__Saved data entries__.

-- -- --

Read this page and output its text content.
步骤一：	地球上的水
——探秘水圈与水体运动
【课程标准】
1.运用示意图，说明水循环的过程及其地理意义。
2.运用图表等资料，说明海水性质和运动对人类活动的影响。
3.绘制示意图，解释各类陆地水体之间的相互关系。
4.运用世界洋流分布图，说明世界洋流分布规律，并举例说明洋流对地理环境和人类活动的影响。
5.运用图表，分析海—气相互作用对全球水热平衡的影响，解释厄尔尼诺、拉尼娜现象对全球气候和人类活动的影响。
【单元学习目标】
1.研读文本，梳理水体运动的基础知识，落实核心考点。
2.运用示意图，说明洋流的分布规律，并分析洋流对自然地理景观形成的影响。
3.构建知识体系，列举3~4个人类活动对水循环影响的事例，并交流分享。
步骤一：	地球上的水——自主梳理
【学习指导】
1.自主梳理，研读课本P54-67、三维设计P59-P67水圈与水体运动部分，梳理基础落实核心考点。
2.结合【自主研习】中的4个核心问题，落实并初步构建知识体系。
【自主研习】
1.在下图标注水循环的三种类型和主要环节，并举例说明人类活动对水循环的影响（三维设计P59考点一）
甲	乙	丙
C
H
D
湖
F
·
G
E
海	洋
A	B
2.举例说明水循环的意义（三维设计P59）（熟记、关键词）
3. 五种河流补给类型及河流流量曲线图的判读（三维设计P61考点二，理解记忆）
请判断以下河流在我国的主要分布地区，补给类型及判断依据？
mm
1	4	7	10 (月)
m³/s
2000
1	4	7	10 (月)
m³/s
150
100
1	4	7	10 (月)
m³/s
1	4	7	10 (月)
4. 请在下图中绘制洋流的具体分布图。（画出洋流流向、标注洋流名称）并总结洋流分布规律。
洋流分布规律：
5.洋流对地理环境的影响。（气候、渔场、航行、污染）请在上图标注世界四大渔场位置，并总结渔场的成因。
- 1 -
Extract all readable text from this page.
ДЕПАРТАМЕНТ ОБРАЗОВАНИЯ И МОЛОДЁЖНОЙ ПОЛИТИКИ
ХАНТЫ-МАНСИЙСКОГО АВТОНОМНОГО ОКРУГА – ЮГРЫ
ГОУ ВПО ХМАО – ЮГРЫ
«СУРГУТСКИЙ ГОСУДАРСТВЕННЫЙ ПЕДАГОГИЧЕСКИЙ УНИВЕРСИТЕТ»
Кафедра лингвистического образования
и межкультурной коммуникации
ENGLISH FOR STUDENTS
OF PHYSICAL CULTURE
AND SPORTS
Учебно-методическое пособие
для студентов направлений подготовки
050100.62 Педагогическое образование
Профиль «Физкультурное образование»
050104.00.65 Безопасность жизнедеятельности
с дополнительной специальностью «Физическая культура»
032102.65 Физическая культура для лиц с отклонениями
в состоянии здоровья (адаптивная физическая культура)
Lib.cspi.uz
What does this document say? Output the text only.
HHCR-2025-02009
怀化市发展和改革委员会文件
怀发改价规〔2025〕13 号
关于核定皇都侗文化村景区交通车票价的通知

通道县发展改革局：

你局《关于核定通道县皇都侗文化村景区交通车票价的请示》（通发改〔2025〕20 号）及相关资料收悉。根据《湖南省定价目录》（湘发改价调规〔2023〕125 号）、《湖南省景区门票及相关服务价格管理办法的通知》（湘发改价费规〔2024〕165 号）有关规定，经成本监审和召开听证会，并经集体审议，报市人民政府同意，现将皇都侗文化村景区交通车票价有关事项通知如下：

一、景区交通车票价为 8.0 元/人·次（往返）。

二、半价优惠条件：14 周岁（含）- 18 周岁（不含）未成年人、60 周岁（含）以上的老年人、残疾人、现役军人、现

-- -- --

__WHAT IS NEEDED__.
Extract the listing in its entirety, matching it exactly.

__CORRECT RESULT__.
Read this page and output its text content.
步骤一：	地球上的水
——探秘水圈与水体运动
【课程标准】
1.运用示意图，说明水循环的过程及其地理意义。
2.运用图表等资料，说明海水性质和运动对人类活动的影响。
3.绘制示意图，解释各类陆地水体之间的相互关系。
4.运用世界洋流分布图，说明世界洋流分布规律，并举例说明洋流对地理环境和人类活动的影响。
5.运用图表，分析海—气相互作用对全球水热平衡的影响，解释厄尔尼诺、拉尼娜现象对全球气候和人类活动的影响。
【单元学习目标】
1.研读文本，梳理水体运动的基础知识，落实核心考点。
2.运用示意图，说明洋流的分布规律，并分析洋流对自然地理景观形成的影响。
3.构建知识体系，列举3~4个人类活动对水循环影响的事例，并交流分享。
步骤一：	地球上的水——自主梳理
【学习指导】
1.自主梳理，研读课本P54-67、三维设计P59-P67水圈与水体运动部分，梳理基础落实核心考点。
2.结合【自主研习】中的4个核心问题，落实并初步构建知识体系。
【自主研习】
1.在下图标注水循环的三种类型和主要环节，并举例说明人类活动对水循环的影响（三维设计P59考点一）
甲	乙	丙
C
H
D
湖
F
·
G
E
海	洋
A	B
2.举例说明水循环的意义（三维设计P59）（熟记、关键词）
3. 五种河流补给类型及河流流量曲线图的判读（三维设计P61考点二，理解记忆）
请判断以下河流在我国的主要分布地区，补给类型及判断依据？
mm
1	4	7	10 (月)
m³/s
2000
1	4	7	10 (月)
m³/s
150
100
1	4	7	10 (月)
m³/s
1	4	7	10 (月)
4. 请在下图中绘制洋流的具体分布图。（画出洋流流向、标注洋流名称）并总结洋流分布规律。
洋流分布规律：
5.洋流对地理环境的影响。（气候、渔场、航行、污染）请在上图标注世界四大渔场位置，并总结渔场的成因。
- 1 -
Extract all readable text from this page.
ДЕПАРТАМЕНТ ОБРАЗОВАНИЯ И МОЛОДЁЖНОЙ ПОЛИТИКИ
ХАНТЫ-МАНСИЙСКОГО АВТОНОМНОГО ОКРУГА – ЮГРЫ
ГОУ ВПО ХМАО – ЮГРЫ
«СУРГУТСКИЙ ГОСУДАРСТВЕННЫЙ ПЕДАГОГИЧЕСКИЙ УНИВЕРСИТЕТ»
Кафедра лингвистического образования
и межкультурной коммуникации
ENGLISH FOR STUDENTS
OF PHYSICAL CULTURE
AND SPORTS
Учебно-методическое пособие
для студентов направлений подготовки
050100.62 Педагогическое образование
Профиль «Физкультурное образование»
050104.00.65 Безопасность жизнедеятельности
с дополнительной специальностью «Физическая культура»
032102.65 Физическая культура для лиц с отклонениями
в состоянии здоровья (адаптивная физическая культура)
Lib.cspi.uz
What does this document say? Output the text only.
HHCR-2025-02009
怀化市发展和改革委员会文件
怀发改价规〔2025〕13 号
关于核定皇都侗文化村景区交通车票价的通知

通道县发展改革局：

你局《关于核定通道县皇都侗文化村景区交通车票价的请示》（通发改〔2025〕20 号）及相关资料收悉。根据《湖南省定价目录》（湘发改价调规〔2023〕125 号）、《湖南省景区门票及相关服务价格管理办法的通知》（湘发改价费规〔2024〕165 号）有关规定，经成本监审和召开听证会，并经集体审议，报市人民政府同意，现将皇都侗文化村景区交通车票价有关事项通知如下：

一、景区交通车票价为 8.0 元/人·次（往返）。

二、半价优惠条件：14 周岁（含）- 18 周岁（不含）未成年人、60 周岁（含）以上的老年人、残疾人、现役军人、现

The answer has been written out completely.